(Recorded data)
[start]
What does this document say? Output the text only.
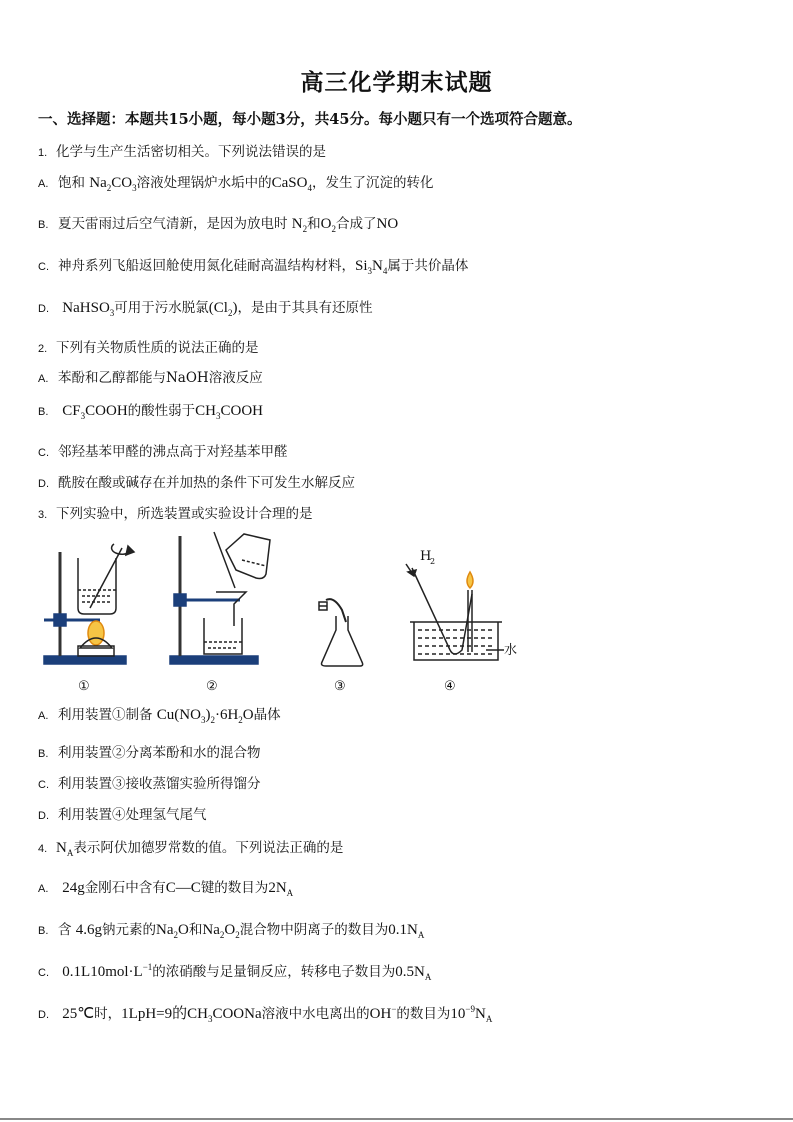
高三化学期末试题
一、选择题：本题共15小题，每小题3分，共45分。每小题只有一个选项符合题意。
1. 化学与生产生活密切相关。下列说法错误的是
A. 饱和 $Na_2CO_3$溶液处理锅炉水垢中的CaSO$_4$，发生了沉淀的转化
B. 夏天雷雨过后空气清新，是因为放电时 $N_2$和$O_2$合成了NO
C. 神舟系列飞船返回舱使用氮化硅耐高温结构材料，$Si_3N_4$属于共价晶体
D. NaHSO$_3$可用于污水脱氯$(Cl_2)$，是由于其具有还原性
2. 下列有关物质性质的说法正确的是
A. 苯酚和乙醇都能与NaOH溶液反应
B. $CF_3COOH$的酸性弱于$CH_3COOH$
C. 邻羟基苯甲醛的沸点高于对羟基苯甲醛
D. 酰胺在酸或碱存在并加热的条件下可发生水解反应
3. 下列实验中，所选装置或实验设计合理的是
H
2
水
①	②	③	④
A. 利用装置①制备 $Cu(NO_3)_2\cdot 6H_2O$晶体
B. 利用装置②分离苯酚和水的混合物
C. 利用装置③接收蒸馏实验所得馏分
D. 利用装置④处理氢气尾气
4. $N_A$表示阿伏加德罗常数的值。下列说法正确的是
A. 24g金刚石中含有C—C键的数目为$2N_A$
B. 含 4.6g钠元素的$Na_2O$和$Na_2O_2$混合物中阴离子的数目为$0.1N_A$
C. $0.1L10mol\cdot L^{-1}$的浓硝酸与足量铜反应，转移电子数目为$0.5N_A$
D. 25℃时，1LpH=9的$CH_3COONa$溶液中水电离出的OH−的数目为$10^{-9}N_A$
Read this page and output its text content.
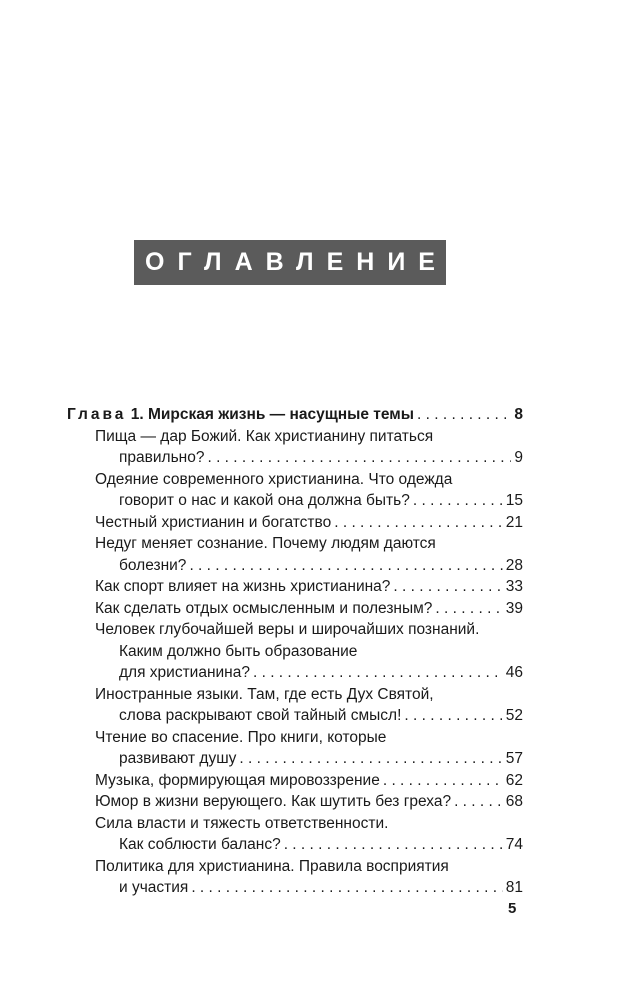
ОГЛАВЛЕНИЕ
Глава 1. Мирская жизнь — насущные темы . . .	8
Пища — дар Божий. Как христианину питаться
правильно? . . .	9
Одеяние современного христианина. Что одежда
говорит о нас и какой она должна быть? . . .	15
Честный христианин и богатство . . .	21
Недуг меняет сознание. Почему людям даются
болезни? . . .	28
Как спорт влияет на жизнь христианина? . . .	33
Как сделать отдых осмысленным и полезным? . . .	39
Человек глубочайшей веры и широчайших познаний.
Каким должно быть образование
для христианина? . . .	46
Иностранные языки. Там, где есть Дух Святой,
слова раскрывают свой тайный смысл! . . .	52
Чтение во спасение. Про книги, которые
развивают душу . . .	57
Музыка, формирующая мировоззрение . . .	62
Юмор в жизни верующего. Как шутить без греха? . . .	68
Сила власти и тяжесть ответственности.
Как соблюсти баланс? . . .	74
Политика для христианина. Правила восприятия
и участия . . .	81
5
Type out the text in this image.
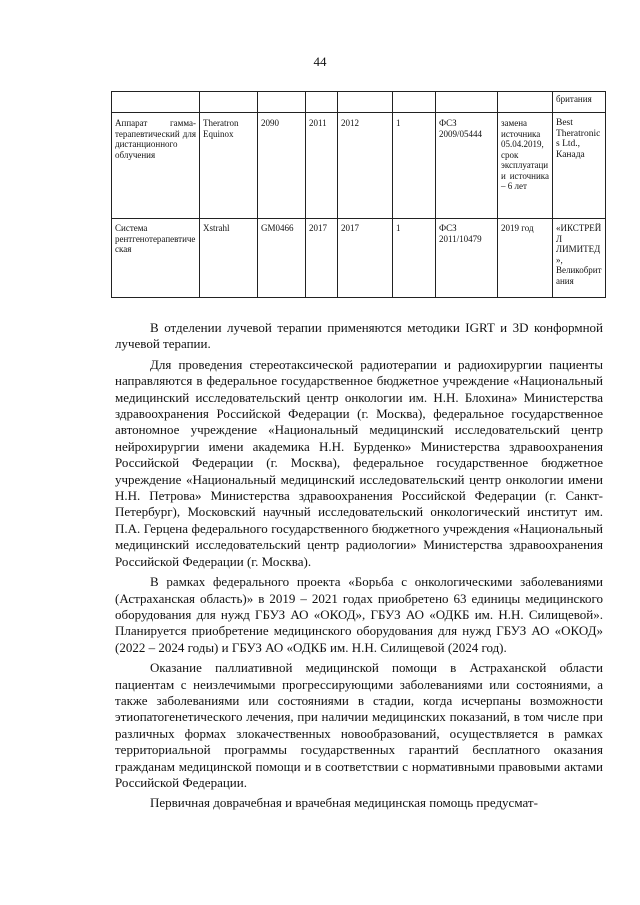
44
								британия
Аппарат гамма-терапевтический для дистанционного облучения	Theratron Equinox	2090	2011	2012	1	ФСЗ 2009/05444	замена источника 05.04.2019, срок эксплуатации источника – 6 лет	Best Theratronics Ltd., Канада
Система рентгенотерапевтическая	Xstrahl	GM0466	2017	2017	1	ФСЗ 2011/10479	2019 год	«ИКСТРЕЙЛ ЛИМИТЕД», Великобритания

В отделении лучевой терапии применяются методики IGRT и 3D конформной лучевой терапии.

Для проведения стереотаксической радиотерапии и радиохирургии пациенты направляются в федеральное государственное бюджетное учреждение «Национальный медицинский исследовательский центр онкологии им. Н.Н. Блохина» Министерства здравоохранения Российской Федерации (г. Москва), федеральное государственное автономное учреждение «Национальный медицинский исследовательский центр нейрохирургии имени академика Н.Н. Бурденко» Министерства здравоохранения Российской Федерации (г. Москва), федеральное государственное бюджетное учреждение «Национальный медицинский исследовательский центр онкологии имени Н.Н. Петрова» Министерства здравоохранения Российской Федерации (г. Санкт-Петербург), Московский научный исследовательский онкологический институт им. П.А. Герцена федерального государственного бюджетного учреждения «Национальный медицинский исследовательский центр радиологии» Министерства здравоохранения Российской Федерации (г. Москва).

В рамках федерального проекта «Борьба с онкологическими заболеваниями (Астраханская область)» в 2019 – 2021 годах приобретено 63 единицы медицинского оборудования для нужд ГБУЗ АО «ОКОД», ГБУЗ АО «ОДКБ им. Н.Н. Силищевой». Планируется приобретение медицинского оборудования для нужд ГБУЗ АО «ОКОД» (2022 – 2024 годы) и ГБУЗ АО «ОДКБ им. Н.Н. Силищевой (2024 год).

Оказание паллиативной медицинской помощи в Астраханской области пациентам с неизлечимыми прогрессирующими заболеваниями или состояниями, а также заболеваниями или состояниями в стадии, когда исчерпаны возможности этиопатогенетического лечения, при наличии медицинских показаний, в том числе при различных формах злокачественных новообразований, осуществляется в рамках территориальной программы государственных гарантий бесплатного оказания гражданам медицинской помощи и в соответствии с нормативными правовыми актами Российской Федерации.

Первичная доврачебная и врачебная медицинская помощь предусмат-
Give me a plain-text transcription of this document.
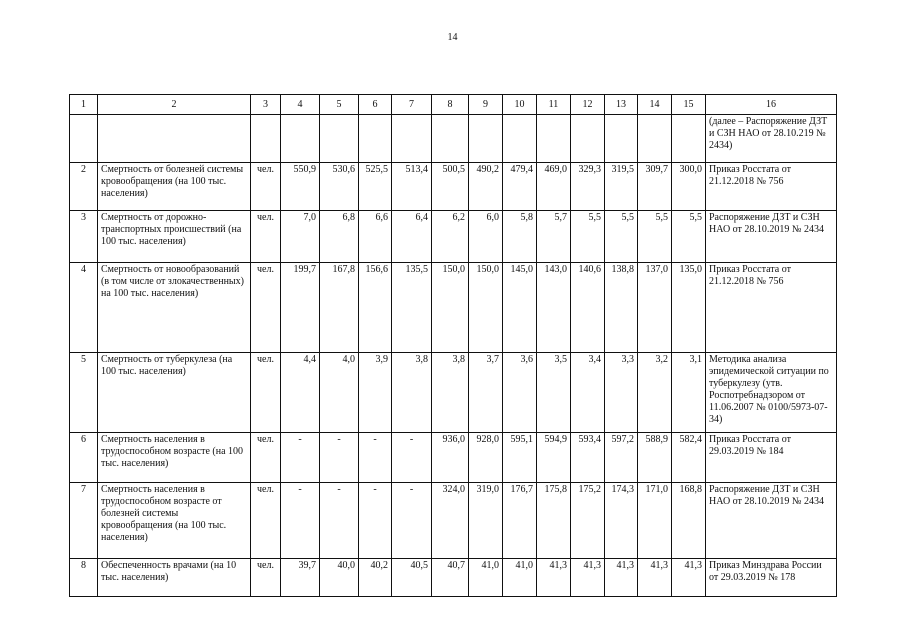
14
1	2	3	4	5	6	7	8	9	10	11	12	13	14	15	16
															(далее – Распоряжение ДЗТ и СЗН НАО от 28.10.219 № 2434)
2	Смертность от болезней системы кровообращения (на 100 тыс. населения)	чел.	550,9	530,6	525,5	513,4	500,5	490,2	479,4	469,0	329,3	319,5	309,7	300,0	Приказ Росстата от 21.12.2018 № 756
3	Смертность от дорожно-транспортных происшествий (на 100 тыс. населения)	чел.	7,0	6,8	6,6	6,4	6,2	6,0	5,8	5,7	5,5	5,5	5,5	5,5	Распоряжение ДЗТ и СЗН НАО от 28.10.2019 № 2434
4	Смертность от новообразований (в том числе от злокачественных) на 100 тыс. населения)	чел.	199,7	167,8	156,6	135,5	150,0	150,0	145,0	143,0	140,6	138,8	137,0	135,0	Приказ Росстата от 21.12.2018 № 756
5	Смертность от туберкулеза (на 100 тыс. населения)	чел.	4,4	4,0	3,9	3,8	3,8	3,7	3,6	3,5	3,4	3,3	3,2	3,1	Методика анализа эпидемической ситуации по туберкулезу (утв. Роспотребнадзором от 11.06.2007 № 0100/5973-07-34)
6	Смертность населения в трудоспособном возрасте (на 100 тыс. населения)	чел.	-	-	-	-	936,0	928,0	595,1	594,9	593,4	597,2	588,9	582,4	Приказ Росстата от 29.03.2019 № 184
7	Смертность населения в трудоспособном возрасте от болезней системы кровообращения (на 100 тыс. населения)	чел.	-	-	-	-	324,0	319,0	176,7	175,8	175,2	174,3	171,0	168,8	Распоряжение ДЗТ и СЗН НАО от 28.10.2019 № 2434
8	Обеспеченность врачами (на 10 тыс. населения)	чел.	39,7	40,0	40,2	40,5	40,7	41,0	41,0	41,3	41,3	41,3	41,3	41,3	Приказ Минздрава России от 29.03.2019 № 178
[end]
**Task:**
Tell how many lines in the material above include the word "text", giving the number only.

**Result for this task:**
4